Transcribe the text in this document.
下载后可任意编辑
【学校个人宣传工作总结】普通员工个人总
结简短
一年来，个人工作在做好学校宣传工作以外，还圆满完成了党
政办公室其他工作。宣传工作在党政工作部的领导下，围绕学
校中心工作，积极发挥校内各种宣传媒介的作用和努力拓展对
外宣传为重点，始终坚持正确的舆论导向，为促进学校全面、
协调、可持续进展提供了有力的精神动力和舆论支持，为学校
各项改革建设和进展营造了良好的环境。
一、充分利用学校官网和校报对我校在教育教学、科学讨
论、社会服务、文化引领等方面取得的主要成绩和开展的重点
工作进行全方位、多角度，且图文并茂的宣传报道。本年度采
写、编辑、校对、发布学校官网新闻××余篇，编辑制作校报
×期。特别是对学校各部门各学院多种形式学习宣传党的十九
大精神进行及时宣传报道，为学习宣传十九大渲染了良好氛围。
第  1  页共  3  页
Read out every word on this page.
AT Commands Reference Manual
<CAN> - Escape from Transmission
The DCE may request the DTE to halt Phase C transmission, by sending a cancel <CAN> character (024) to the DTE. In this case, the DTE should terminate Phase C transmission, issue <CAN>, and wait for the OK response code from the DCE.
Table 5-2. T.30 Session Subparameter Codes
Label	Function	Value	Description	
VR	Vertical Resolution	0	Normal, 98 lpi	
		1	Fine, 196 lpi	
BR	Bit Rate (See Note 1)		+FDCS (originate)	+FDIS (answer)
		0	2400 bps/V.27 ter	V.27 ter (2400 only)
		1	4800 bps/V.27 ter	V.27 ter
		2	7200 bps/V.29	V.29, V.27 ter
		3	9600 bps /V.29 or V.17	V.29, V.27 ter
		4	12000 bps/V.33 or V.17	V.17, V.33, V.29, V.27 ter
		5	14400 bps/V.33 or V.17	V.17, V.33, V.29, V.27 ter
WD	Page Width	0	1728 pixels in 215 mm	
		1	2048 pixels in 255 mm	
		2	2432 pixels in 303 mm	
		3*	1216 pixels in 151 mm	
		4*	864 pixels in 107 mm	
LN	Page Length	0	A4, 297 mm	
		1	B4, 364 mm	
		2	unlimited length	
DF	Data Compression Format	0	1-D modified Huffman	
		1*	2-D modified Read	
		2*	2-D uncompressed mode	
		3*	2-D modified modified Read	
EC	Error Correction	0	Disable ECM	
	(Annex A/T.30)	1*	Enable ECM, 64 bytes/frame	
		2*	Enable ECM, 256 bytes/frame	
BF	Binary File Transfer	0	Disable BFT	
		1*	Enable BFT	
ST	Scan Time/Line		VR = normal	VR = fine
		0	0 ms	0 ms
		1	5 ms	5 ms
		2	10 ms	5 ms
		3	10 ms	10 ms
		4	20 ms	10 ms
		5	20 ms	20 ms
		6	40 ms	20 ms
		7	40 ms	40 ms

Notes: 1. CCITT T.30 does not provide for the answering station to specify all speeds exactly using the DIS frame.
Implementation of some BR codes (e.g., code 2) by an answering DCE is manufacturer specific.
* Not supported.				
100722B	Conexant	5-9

*EXERCISE DIRECTIONS:*
Every line above should be printed again exactly as it stands.

*PROBLEM SOLUTION:*
Transcribe the text in this document.
下载后可任意编辑
【学校个人宣传工作总结】普通员工个人总
结简短
一年来，个人工作在做好学校宣传工作以外，还圆满完成了党
政办公室其他工作。宣传工作在党政工作部的领导下，围绕学
校中心工作，积极发挥校内各种宣传媒介的作用和努力拓展对
外宣传为重点，始终坚持正确的舆论导向，为促进学校全面、
协调、可持续进展提供了有力的精神动力和舆论支持，为学校
各项改革建设和进展营造了良好的环境。
一、充分利用学校官网和校报对我校在教育教学、科学讨
论、社会服务、文化引领等方面取得的主要成绩和开展的重点
工作进行全方位、多角度，且图文并茂的宣传报道。本年度采
写、编辑、校对、发布学校官网新闻××余篇，编辑制作校报
×期。特别是对学校各部门各学院多种形式学习宣传党的十九
大精神进行及时宣传报道，为学习宣传十九大渲染了良好氛围。
第  1  页共  3  页
Read out every word on this page.
AT Commands Reference Manual
<CAN> - Escape from Transmission
The DCE may request the DTE to halt Phase C transmission, by sending a cancel <CAN> character (024) to the DTE. In this case, the DTE should terminate Phase C transmission, issue <CAN>, and wait for the OK response code from the DCE.
Table 5-2. T.30 Session Subparameter Codes
Label	Function	Value	Description	
VR	Vertical Resolution	0	Normal, 98 lpi	
		1	Fine, 196 lpi	
BR	Bit Rate (See Note 1)		+FDCS (originate)	+FDIS (answer)
		0	2400 bps/V.27 ter	V.27 ter (2400 only)
		1	4800 bps/V.27 ter	V.27 ter
		2	7200 bps/V.29	V.29, V.27 ter
		3	9600 bps /V.29 or V.17	V.29, V.27 ter
		4	12000 bps/V.33 or V.17	V.17, V.33, V.29, V.27 ter
		5	14400 bps/V.33 or V.17	V.17, V.33, V.29, V.27 ter
WD	Page Width	0	1728 pixels in 215 mm	
		1	2048 pixels in 255 mm	
		2	2432 pixels in 303 mm	
		3*	1216 pixels in 151 mm	
		4*	864 pixels in 107 mm	
LN	Page Length	0	A4, 297 mm	
		1	B4, 364 mm	
		2	unlimited length	
DF	Data Compression Format	0	1-D modified Huffman	
		1*	2-D modified Read	
		2*	2-D uncompressed mode	
		3*	2-D modified modified Read	
EC	Error Correction	0	Disable ECM	
	(Annex A/T.30)	1*	Enable ECM, 64 bytes/frame	
		2*	Enable ECM, 256 bytes/frame	
BF	Binary File Transfer	0	Disable BFT	
		1*	Enable BFT	
ST	Scan Time/Line		VR = normal	VR = fine
		0	0 ms	0 ms
		1	5 ms	5 ms
		2	10 ms	5 ms
		3	10 ms	10 ms
		4	20 ms	10 ms
		5	20 ms	20 ms
		6	40 ms	20 ms
		7	40 ms	40 ms

Notes: 1. CCITT T.30 does not provide for the answering station to specify all speeds exactly using the DIS frame.
Implementation of some BR codes (e.g., code 2) by an answering DCE is manufacturer specific.
* Not supported.				
100722B	Conexant	5-9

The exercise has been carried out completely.